**Goal:** Every line below is to be copied exactly, with the pictures left out.
-- START OF Material provided --
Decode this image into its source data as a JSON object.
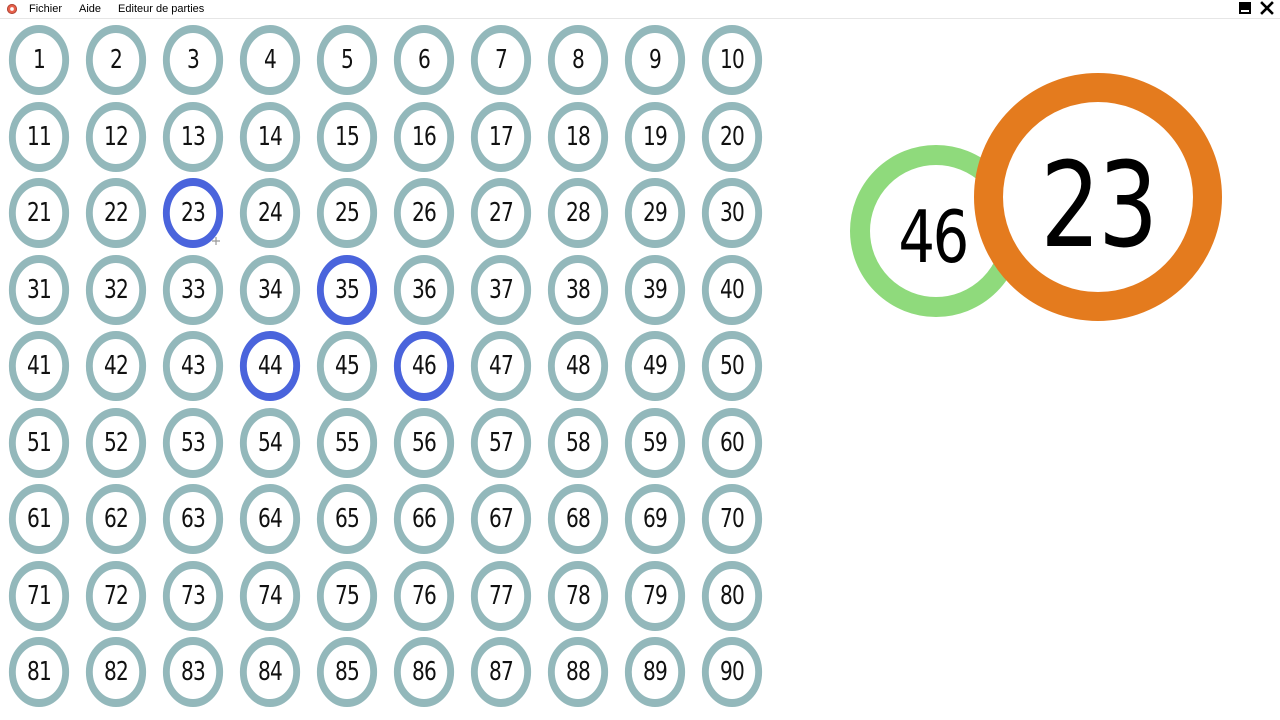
{
  "menu": {
    "items": [
      "Fichier",
      "Aide",
      "Editeur de parties"
    ]
  },
  "board": {
    "numbers": [
      "1",
      "2",
      "3",
      "4",
      "5",
      "6",
      "7",
      "8",
      "9",
      "10",
      "11",
      "12",
      "13",
      "14",
      "15",
      "16",
      "17",
      "18",
      "19",
      "20",
      "21",
      "22",
      "23",
      "24",
      "25",
      "26",
      "27",
      "28",
      "29",
      "30",
      "31",
      "32",
      "33",
      "34",
      "35",
      "36",
      "37",
      "38",
      "39",
      "40",
      "41",
      "42",
      "43",
      "44",
      "45",
      "46",
      "47",
      "48",
      "49",
      "50",
      "51",
      "52",
      "53",
      "54",
      "55",
      "56",
      "57",
      "58",
      "59",
      "60",
      "61",
      "62",
      "63",
      "64",
      "65",
      "66",
      "67",
      "68",
      "69",
      "70",
      "71",
      "72",
      "73",
      "74",
      "75",
      "76",
      "77",
      "78",
      "79",
      "80",
      "81",
      "82",
      "83",
      "84",
      "85",
      "86",
      "87",
      "88",
      "89",
      "90"
    ],
    "called": [
      "23",
      "35",
      "44",
      "46"
    ]
  },
  "current_draw": {
    "number": "23"
  },
  "previous_draw": {
    "number": "46"
  },
  "colors": {
    "ball_ring": "#93b8bb",
    "called_ring": "#4a64dc",
    "current_ring": "#e47b1e",
    "previous_ring": "#8fda7c"
  },
  "icons": {
    "app": "app-logo-icon",
    "minimize": "minimize-icon",
    "close": "close-icon"
  }
}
-- END OF Material provided --
**The solution:**
Decode this image into its source data as a JSON object.
{
  "menu": {
    "items": [
      "Fichier",
      "Aide",
      "Editeur de parties"
    ]
  },
  "board": {
    "numbers": [
      "1",
      "2",
      "3",
      "4",
      "5",
      "6",
      "7",
      "8",
      "9",
      "10",
      "11",
      "12",
      "13",
      "14",
      "15",
      "16",
      "17",
      "18",
      "19",
      "20",
      "21",
      "22",
      "23",
      "24",
      "25",
      "26",
      "27",
      "28",
      "29",
      "30",
      "31",
      "32",
      "33",
      "34",
      "35",
      "36",
      "37",
      "38",
      "39",
      "40",
      "41",
      "42",
      "43",
      "44",
      "45",
      "46",
      "47",
      "48",
      "49",
      "50",
      "51",
      "52",
      "53",
      "54",
      "55",
      "56",
      "57",
      "58",
      "59",
      "60",
      "61",
      "62",
      "63",
      "64",
      "65",
      "66",
      "67",
      "68",
      "69",
      "70",
      "71",
      "72",
      "73",
      "74",
      "75",
      "76",
      "77",
      "78",
      "79",
      "80",
      "81",
      "82",
      "83",
      "84",
      "85",
      "86",
      "87",
      "88",
      "89",
      "90"
    ],
    "called": [
      "23",
      "35",
      "44",
      "46"
    ]
  },
  "current_draw": {
    "number": "23"
  },
  "previous_draw": {
    "number": "46"
  },
  "colors": {
    "ball_ring": "#93b8bb",
    "called_ring": "#4a64dc",
    "current_ring": "#e47b1e",
    "previous_ring": "#8fda7c"
  },
  "icons": {
    "app": "app-logo-icon",
    "minimize": "minimize-icon",
    "close": "close-icon"
  }
}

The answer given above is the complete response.